What you have to do :: Transcribe the records below exactly.

Supplied records ::
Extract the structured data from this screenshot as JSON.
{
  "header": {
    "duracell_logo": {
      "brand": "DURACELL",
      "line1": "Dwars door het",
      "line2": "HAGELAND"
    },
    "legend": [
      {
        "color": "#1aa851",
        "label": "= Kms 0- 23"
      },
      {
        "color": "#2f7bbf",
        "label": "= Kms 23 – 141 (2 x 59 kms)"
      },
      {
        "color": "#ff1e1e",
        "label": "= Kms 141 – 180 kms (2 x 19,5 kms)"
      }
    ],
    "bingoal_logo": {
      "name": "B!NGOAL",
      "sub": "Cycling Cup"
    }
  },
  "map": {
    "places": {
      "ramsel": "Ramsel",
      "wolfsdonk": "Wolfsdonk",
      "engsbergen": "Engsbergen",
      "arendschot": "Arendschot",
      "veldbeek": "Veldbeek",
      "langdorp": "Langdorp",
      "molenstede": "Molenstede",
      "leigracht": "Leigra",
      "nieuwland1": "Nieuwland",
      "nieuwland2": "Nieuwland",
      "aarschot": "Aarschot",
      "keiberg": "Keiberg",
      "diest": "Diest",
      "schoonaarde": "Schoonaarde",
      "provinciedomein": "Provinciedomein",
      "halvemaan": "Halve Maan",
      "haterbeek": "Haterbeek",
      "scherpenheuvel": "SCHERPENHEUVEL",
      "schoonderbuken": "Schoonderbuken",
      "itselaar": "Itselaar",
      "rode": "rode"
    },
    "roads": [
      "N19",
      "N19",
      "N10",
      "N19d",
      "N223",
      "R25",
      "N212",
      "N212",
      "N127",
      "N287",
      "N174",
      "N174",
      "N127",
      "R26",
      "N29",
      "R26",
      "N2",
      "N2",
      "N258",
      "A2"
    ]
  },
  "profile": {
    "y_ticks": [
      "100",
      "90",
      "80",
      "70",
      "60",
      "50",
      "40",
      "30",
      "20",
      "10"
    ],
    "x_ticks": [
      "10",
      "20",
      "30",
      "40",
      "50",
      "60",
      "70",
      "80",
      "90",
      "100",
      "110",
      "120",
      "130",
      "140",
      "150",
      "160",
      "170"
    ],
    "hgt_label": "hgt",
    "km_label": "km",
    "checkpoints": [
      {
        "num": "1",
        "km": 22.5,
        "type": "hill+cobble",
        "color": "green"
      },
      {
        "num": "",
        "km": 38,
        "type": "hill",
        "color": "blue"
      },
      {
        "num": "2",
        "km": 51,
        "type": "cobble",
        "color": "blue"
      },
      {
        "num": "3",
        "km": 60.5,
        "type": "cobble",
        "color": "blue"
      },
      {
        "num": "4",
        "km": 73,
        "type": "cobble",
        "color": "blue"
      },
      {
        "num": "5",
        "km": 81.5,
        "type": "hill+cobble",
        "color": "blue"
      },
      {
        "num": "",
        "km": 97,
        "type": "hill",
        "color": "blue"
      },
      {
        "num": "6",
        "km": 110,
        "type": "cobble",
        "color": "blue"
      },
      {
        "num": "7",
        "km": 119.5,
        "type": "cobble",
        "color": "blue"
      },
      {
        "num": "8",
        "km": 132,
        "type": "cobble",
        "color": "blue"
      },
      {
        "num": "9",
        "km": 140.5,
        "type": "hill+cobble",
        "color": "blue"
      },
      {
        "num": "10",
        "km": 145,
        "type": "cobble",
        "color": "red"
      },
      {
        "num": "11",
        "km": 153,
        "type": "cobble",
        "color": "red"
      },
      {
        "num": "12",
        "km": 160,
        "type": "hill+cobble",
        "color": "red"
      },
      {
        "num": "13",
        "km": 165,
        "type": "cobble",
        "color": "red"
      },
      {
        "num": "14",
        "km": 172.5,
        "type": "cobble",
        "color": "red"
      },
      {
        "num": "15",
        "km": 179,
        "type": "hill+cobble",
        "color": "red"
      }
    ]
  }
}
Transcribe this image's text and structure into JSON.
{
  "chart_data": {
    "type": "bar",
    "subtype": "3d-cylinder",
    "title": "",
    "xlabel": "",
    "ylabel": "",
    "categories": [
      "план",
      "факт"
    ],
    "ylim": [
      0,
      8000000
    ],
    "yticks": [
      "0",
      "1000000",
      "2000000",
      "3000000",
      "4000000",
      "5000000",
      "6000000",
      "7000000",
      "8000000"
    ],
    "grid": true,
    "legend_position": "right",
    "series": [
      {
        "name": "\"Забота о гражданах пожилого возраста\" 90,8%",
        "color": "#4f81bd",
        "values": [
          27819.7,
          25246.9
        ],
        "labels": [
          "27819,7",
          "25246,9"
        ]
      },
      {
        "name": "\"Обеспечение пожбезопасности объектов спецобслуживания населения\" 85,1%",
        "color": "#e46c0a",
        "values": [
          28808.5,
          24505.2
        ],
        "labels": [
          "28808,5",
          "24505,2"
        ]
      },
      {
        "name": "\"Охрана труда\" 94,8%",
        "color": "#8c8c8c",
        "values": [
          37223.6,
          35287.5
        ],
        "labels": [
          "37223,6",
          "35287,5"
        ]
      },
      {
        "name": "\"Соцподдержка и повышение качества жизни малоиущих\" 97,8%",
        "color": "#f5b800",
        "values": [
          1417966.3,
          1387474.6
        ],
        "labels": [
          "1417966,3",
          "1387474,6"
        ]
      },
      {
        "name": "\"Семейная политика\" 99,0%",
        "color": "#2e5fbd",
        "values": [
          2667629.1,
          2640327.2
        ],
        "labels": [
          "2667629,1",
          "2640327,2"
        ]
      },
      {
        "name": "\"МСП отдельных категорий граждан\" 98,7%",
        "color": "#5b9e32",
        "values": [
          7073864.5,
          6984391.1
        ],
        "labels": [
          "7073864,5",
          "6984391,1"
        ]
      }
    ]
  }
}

Reply to the exercise ::
Extract the structured data from this screenshot as JSON.
{
  "header": {
    "duracell_logo": {
      "brand": "DURACELL",
      "line1": "Dwars door het",
      "line2": "HAGELAND"
    },
    "legend": [
      {
        "color": "#1aa851",
        "label": "= Kms 0- 23"
      },
      {
        "color": "#2f7bbf",
        "label": "= Kms 23 – 141 (2 x 59 kms)"
      },
      {
        "color": "#ff1e1e",
        "label": "= Kms 141 – 180 kms (2 x 19,5 kms)"
      }
    ],
    "bingoal_logo": {
      "name": "B!NGOAL",
      "sub": "Cycling Cup"
    }
  },
  "map": {
    "places": {
      "ramsel": "Ramsel",
      "wolfsdonk": "Wolfsdonk",
      "engsbergen": "Engsbergen",
      "arendschot": "Arendschot",
      "veldbeek": "Veldbeek",
      "langdorp": "Langdorp",
      "molenstede": "Molenstede",
      "leigracht": "Leigra",
      "nieuwland1": "Nieuwland",
      "nieuwland2": "Nieuwland",
      "aarschot": "Aarschot",
      "keiberg": "Keiberg",
      "diest": "Diest",
      "schoonaarde": "Schoonaarde",
      "provinciedomein": "Provinciedomein",
      "halvemaan": "Halve Maan",
      "haterbeek": "Haterbeek",
      "scherpenheuvel": "SCHERPENHEUVEL",
      "schoonderbuken": "Schoonderbuken",
      "itselaar": "Itselaar",
      "rode": "rode"
    },
    "roads": [
      "N19",
      "N19",
      "N10",
      "N19d",
      "N223",
      "R25",
      "N212",
      "N212",
      "N127",
      "N287",
      "N174",
      "N174",
      "N127",
      "R26",
      "N29",
      "R26",
      "N2",
      "N2",
      "N258",
      "A2"
    ]
  },
  "profile": {
    "y_ticks": [
      "100",
      "90",
      "80",
      "70",
      "60",
      "50",
      "40",
      "30",
      "20",
      "10"
    ],
    "x_ticks": [
      "10",
      "20",
      "30",
      "40",
      "50",
      "60",
      "70",
      "80",
      "90",
      "100",
      "110",
      "120",
      "130",
      "140",
      "150",
      "160",
      "170"
    ],
    "hgt_label": "hgt",
    "km_label": "km",
    "checkpoints": [
      {
        "num": "1",
        "km": 22.5,
        "type": "hill+cobble",
        "color": "green"
      },
      {
        "num": "",
        "km": 38,
        "type": "hill",
        "color": "blue"
      },
      {
        "num": "2",
        "km": 51,
        "type": "cobble",
        "color": "blue"
      },
      {
        "num": "3",
        "km": 60.5,
        "type": "cobble",
        "color": "blue"
      },
      {
        "num": "4",
        "km": 73,
        "type": "cobble",
        "color": "blue"
      },
      {
        "num": "5",
        "km": 81.5,
        "type": "hill+cobble",
        "color": "blue"
      },
      {
        "num": "",
        "km": 97,
        "type": "hill",
        "color": "blue"
      },
      {
        "num": "6",
        "km": 110,
        "type": "cobble",
        "color": "blue"
      },
      {
        "num": "7",
        "km": 119.5,
        "type": "cobble",
        "color": "blue"
      },
      {
        "num": "8",
        "km": 132,
        "type": "cobble",
        "color": "blue"
      },
      {
        "num": "9",
        "km": 140.5,
        "type": "hill+cobble",
        "color": "blue"
      },
      {
        "num": "10",
        "km": 145,
        "type": "cobble",
        "color": "red"
      },
      {
        "num": "11",
        "km": 153,
        "type": "cobble",
        "color": "red"
      },
      {
        "num": "12",
        "km": 160,
        "type": "hill+cobble",
        "color": "red"
      },
      {
        "num": "13",
        "km": 165,
        "type": "cobble",
        "color": "red"
      },
      {
        "num": "14",
        "km": 172.5,
        "type": "cobble",
        "color": "red"
      },
      {
        "num": "15",
        "km": 179,
        "type": "hill+cobble",
        "color": "red"
      }
    ]
  }
}
Transcribe this image's text and structure into JSON.
{
  "chart_data": {
    "type": "bar",
    "subtype": "3d-cylinder",
    "title": "",
    "xlabel": "",
    "ylabel": "",
    "categories": [
      "план",
      "факт"
    ],
    "ylim": [
      0,
      8000000
    ],
    "yticks": [
      "0",
      "1000000",
      "2000000",
      "3000000",
      "4000000",
      "5000000",
      "6000000",
      "7000000",
      "8000000"
    ],
    "grid": true,
    "legend_position": "right",
    "series": [
      {
        "name": "\"Забота о гражданах пожилого возраста\" 90,8%",
        "color": "#4f81bd",
        "values": [
          27819.7,
          25246.9
        ],
        "labels": [
          "27819,7",
          "25246,9"
        ]
      },
      {
        "name": "\"Обеспечение пожбезопасности объектов спецобслуживания населения\" 85,1%",
        "color": "#e46c0a",
        "values": [
          28808.5,
          24505.2
        ],
        "labels": [
          "28808,5",
          "24505,2"
        ]
      },
      {
        "name": "\"Охрана труда\" 94,8%",
        "color": "#8c8c8c",
        "values": [
          37223.6,
          35287.5
        ],
        "labels": [
          "37223,6",
          "35287,5"
        ]
      },
      {
        "name": "\"Соцподдержка и повышение качества жизни малоиущих\" 97,8%",
        "color": "#f5b800",
        "values": [
          1417966.3,
          1387474.6
        ],
        "labels": [
          "1417966,3",
          "1387474,6"
        ]
      },
      {
        "name": "\"Семейная политика\" 99,0%",
        "color": "#2e5fbd",
        "values": [
          2667629.1,
          2640327.2
        ],
        "labels": [
          "2667629,1",
          "2640327,2"
        ]
      },
      {
        "name": "\"МСП отдельных категорий граждан\" 98,7%",
        "color": "#5b9e32",
        "values": [
          7073864.5,
          6984391.1
        ],
        "labels": [
          "7073864,5",
          "6984391,1"
        ]
      }
    ]
  }
}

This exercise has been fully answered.